*** Stored records ***

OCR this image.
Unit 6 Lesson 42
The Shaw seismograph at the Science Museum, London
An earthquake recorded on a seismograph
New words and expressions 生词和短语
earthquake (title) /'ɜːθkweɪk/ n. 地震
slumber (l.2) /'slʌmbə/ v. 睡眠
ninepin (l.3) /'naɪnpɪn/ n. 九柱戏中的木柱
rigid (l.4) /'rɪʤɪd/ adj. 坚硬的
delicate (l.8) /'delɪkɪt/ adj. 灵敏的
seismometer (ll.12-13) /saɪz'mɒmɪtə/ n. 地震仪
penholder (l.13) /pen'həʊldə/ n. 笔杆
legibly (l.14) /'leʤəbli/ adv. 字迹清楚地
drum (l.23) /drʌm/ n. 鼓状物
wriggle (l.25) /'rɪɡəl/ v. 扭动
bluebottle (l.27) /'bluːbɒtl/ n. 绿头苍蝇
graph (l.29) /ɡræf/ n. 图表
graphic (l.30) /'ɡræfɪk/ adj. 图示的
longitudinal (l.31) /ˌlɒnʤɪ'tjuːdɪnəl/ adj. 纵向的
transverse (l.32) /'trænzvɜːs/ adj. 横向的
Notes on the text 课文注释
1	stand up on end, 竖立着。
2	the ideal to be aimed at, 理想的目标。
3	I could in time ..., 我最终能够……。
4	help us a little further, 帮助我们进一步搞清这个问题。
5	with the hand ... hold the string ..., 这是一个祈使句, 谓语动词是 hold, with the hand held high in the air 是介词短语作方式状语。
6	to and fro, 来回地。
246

***

• **Exercise**
Extract all of the data above without altering anything.

• **Exercise answer**
OCR this image.
Unit 6 Lesson 42
The Shaw seismograph at the Science Museum, London
An earthquake recorded on a seismograph
New words and expressions 生词和短语
earthquake (title) /'ɜːθkweɪk/ n. 地震
slumber (l.2) /'slʌmbə/ v. 睡眠
ninepin (l.3) /'naɪnpɪn/ n. 九柱戏中的木柱
rigid (l.4) /'rɪʤɪd/ adj. 坚硬的
delicate (l.8) /'delɪkɪt/ adj. 灵敏的
seismometer (ll.12-13) /saɪz'mɒmɪtə/ n. 地震仪
penholder (l.13) /pen'həʊldə/ n. 笔杆
legibly (l.14) /'leʤəbli/ adv. 字迹清楚地
drum (l.23) /drʌm/ n. 鼓状物
wriggle (l.25) /'rɪɡəl/ v. 扭动
bluebottle (l.27) /'bluːbɒtl/ n. 绿头苍蝇
graph (l.29) /ɡræf/ n. 图表
graphic (l.30) /'ɡræfɪk/ adj. 图示的
longitudinal (l.31) /ˌlɒnʤɪ'tjuːdɪnəl/ adj. 纵向的
transverse (l.32) /'trænzvɜːs/ adj. 横向的
Notes on the text 课文注释
1	stand up on end, 竖立着。
2	the ideal to be aimed at, 理想的目标。
3	I could in time ..., 我最终能够……。
4	help us a little further, 帮助我们进一步搞清这个问题。
5	with the hand ... hold the string ..., 这是一个祈使句, 谓语动词是 hold, with the hand held high in the air 是介词短语作方式状语。
6	to and fro, 来回地。
246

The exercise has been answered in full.